◆ EXERCISE AIM:
Every record below should be printed exactly as given.
· · · ·
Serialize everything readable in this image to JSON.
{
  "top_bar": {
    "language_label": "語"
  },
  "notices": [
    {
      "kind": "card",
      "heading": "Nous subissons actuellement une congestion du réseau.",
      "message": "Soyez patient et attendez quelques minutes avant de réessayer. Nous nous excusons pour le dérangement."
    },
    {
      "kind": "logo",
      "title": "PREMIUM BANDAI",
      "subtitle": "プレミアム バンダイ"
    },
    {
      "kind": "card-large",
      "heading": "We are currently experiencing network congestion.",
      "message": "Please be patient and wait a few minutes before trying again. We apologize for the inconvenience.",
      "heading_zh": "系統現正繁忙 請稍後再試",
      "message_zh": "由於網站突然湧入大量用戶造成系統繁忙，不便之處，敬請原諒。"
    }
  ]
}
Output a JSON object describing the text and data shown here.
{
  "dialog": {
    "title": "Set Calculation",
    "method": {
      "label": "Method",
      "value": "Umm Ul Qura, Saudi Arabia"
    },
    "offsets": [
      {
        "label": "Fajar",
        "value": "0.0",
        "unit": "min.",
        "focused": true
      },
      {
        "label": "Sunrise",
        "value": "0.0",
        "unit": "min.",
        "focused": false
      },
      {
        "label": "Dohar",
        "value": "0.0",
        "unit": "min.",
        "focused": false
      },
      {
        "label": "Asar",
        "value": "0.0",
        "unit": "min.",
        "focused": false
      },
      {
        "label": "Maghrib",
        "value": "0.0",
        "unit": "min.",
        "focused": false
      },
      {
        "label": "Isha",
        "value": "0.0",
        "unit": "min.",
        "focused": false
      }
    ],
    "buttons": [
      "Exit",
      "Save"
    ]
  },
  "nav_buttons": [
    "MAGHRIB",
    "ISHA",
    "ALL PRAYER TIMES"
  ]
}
· · · ·
◆ EXERCISE SOLUTION:
Serialize everything readable in this image to JSON.
{
  "top_bar": {
    "language_label": "語"
  },
  "notices": [
    {
      "kind": "card",
      "heading": "Nous subissons actuellement une congestion du réseau.",
      "message": "Soyez patient et attendez quelques minutes avant de réessayer. Nous nous excusons pour le dérangement."
    },
    {
      "kind": "logo",
      "title": "PREMIUM BANDAI",
      "subtitle": "プレミアム バンダイ"
    },
    {
      "kind": "card-large",
      "heading": "We are currently experiencing network congestion.",
      "message": "Please be patient and wait a few minutes before trying again. We apologize for the inconvenience.",
      "heading_zh": "系統現正繁忙 請稍後再試",
      "message_zh": "由於網站突然湧入大量用戶造成系統繁忙，不便之處，敬請原諒。"
    }
  ]
}
Output a JSON object describing the text and data shown here.
{
  "dialog": {
    "title": "Set Calculation",
    "method": {
      "label": "Method",
      "value": "Umm Ul Qura, Saudi Arabia"
    },
    "offsets": [
      {
        "label": "Fajar",
        "value": "0.0",
        "unit": "min.",
        "focused": true
      },
      {
        "label": "Sunrise",
        "value": "0.0",
        "unit": "min.",
        "focused": false
      },
      {
        "label": "Dohar",
        "value": "0.0",
        "unit": "min.",
        "focused": false
      },
      {
        "label": "Asar",
        "value": "0.0",
        "unit": "min.",
        "focused": false
      },
      {
        "label": "Maghrib",
        "value": "0.0",
        "unit": "min.",
        "focused": false
      },
      {
        "label": "Isha",
        "value": "0.0",
        "unit": "min.",
        "focused": false
      }
    ],
    "buttons": [
      "Exit",
      "Save"
    ]
  },
  "nav_buttons": [
    "MAGHRIB",
    "ISHA",
    "ALL PRAYER TIMES"
  ]
}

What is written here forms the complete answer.